EXERCISE DIRECTIONS: Please gather every line in the entries below that contains the string "more", and treat uppercase and lowercase letters as different.

— begin PROVIDED RECORDS —

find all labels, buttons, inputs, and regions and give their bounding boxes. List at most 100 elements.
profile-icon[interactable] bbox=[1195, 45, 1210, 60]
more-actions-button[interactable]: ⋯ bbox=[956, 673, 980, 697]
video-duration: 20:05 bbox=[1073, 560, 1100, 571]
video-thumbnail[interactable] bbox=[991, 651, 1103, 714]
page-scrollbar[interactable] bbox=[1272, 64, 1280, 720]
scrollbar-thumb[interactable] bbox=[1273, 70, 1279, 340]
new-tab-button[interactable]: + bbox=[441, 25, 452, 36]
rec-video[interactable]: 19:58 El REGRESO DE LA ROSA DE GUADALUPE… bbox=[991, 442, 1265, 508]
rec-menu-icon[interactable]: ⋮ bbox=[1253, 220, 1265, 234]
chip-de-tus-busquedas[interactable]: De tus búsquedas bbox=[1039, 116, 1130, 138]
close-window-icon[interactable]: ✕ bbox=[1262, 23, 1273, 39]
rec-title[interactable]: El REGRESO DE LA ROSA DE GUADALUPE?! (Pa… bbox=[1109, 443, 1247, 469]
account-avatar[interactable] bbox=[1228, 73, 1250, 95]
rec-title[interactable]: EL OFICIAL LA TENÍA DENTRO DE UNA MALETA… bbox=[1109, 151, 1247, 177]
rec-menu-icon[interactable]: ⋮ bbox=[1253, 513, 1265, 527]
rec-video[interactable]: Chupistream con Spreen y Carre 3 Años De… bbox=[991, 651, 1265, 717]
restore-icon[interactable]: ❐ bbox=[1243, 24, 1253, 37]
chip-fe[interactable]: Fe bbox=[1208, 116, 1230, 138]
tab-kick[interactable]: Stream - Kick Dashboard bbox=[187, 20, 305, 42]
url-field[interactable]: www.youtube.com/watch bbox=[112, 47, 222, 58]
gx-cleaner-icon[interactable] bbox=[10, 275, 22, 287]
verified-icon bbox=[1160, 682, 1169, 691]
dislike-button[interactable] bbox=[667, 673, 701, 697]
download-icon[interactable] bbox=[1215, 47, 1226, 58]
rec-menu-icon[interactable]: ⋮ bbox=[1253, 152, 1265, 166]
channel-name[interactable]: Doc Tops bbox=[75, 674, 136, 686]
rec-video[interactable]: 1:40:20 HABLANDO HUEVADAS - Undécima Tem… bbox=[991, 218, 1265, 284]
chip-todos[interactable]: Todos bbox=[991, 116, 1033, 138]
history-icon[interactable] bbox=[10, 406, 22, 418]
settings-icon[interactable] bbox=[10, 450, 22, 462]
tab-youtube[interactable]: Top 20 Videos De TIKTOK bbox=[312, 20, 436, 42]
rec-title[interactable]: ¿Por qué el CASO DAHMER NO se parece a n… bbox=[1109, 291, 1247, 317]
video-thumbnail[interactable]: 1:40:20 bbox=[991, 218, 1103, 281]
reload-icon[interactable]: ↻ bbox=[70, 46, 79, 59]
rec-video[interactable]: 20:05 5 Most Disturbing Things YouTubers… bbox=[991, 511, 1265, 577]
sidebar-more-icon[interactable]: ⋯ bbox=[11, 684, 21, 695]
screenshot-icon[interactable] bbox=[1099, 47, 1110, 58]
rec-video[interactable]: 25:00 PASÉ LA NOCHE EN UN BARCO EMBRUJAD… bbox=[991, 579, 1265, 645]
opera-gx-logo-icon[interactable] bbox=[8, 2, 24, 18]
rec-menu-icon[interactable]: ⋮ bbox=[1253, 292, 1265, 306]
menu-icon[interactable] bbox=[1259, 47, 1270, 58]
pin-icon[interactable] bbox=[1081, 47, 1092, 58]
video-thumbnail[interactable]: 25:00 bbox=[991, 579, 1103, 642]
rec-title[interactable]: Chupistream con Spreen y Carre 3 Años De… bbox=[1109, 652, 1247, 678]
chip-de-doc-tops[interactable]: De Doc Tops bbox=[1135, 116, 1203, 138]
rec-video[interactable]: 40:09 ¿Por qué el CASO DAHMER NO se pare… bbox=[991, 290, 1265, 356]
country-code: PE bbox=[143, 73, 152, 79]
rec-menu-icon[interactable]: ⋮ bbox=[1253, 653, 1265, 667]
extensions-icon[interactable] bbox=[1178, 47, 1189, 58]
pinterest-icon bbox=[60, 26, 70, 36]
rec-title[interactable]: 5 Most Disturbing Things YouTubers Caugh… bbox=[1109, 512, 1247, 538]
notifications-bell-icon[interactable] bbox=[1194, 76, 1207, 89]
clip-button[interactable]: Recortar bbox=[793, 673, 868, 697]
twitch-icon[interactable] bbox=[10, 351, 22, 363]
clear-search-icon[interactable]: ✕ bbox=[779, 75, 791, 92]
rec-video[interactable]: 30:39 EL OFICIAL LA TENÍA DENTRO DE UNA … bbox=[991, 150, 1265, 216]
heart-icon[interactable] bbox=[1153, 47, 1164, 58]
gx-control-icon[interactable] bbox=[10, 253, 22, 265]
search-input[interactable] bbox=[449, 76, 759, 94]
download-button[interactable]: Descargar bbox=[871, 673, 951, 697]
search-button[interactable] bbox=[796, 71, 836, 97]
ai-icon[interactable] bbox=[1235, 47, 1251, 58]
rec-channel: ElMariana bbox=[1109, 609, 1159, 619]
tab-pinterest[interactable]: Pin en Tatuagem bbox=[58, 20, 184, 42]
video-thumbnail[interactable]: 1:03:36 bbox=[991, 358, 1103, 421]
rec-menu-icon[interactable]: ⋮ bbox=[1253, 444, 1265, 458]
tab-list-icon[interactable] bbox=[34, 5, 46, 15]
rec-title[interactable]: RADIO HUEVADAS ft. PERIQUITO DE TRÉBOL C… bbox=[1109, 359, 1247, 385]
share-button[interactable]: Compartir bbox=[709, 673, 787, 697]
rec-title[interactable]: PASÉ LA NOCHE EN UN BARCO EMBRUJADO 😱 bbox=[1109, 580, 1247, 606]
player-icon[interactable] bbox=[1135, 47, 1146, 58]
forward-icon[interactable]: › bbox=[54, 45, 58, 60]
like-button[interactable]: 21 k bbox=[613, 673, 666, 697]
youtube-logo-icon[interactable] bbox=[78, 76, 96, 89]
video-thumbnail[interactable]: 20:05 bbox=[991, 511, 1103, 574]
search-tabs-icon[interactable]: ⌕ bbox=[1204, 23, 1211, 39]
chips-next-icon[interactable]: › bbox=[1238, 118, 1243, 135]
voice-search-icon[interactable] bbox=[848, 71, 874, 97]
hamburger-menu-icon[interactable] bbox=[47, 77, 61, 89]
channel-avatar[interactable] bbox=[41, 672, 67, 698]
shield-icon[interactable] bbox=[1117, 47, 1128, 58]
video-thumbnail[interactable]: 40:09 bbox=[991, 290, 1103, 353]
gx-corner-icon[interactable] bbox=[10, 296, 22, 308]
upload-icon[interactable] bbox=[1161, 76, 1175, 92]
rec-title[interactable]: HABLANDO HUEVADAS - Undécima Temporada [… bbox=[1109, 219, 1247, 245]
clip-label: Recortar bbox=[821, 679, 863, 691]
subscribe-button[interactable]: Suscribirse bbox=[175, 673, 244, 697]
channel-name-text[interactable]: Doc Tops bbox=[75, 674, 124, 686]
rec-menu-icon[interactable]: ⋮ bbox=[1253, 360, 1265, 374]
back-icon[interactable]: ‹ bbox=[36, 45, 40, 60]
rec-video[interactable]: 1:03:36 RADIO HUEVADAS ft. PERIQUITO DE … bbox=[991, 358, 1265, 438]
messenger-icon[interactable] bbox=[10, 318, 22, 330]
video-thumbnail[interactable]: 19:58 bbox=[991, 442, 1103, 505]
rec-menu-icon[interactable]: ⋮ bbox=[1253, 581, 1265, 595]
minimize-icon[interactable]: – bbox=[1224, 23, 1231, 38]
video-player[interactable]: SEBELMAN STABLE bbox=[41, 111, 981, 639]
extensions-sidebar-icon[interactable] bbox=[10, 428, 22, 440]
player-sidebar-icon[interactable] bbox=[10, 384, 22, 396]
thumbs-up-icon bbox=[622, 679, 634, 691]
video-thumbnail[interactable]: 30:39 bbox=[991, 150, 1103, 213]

— end PROVIDED RECORDS —

THE SOLUTION:
more-actions-button[interactable]: ⋯ bbox=[956, 673, 980, 697]
sidebar-more-icon[interactable]: ⋯ bbox=[11, 684, 21, 695]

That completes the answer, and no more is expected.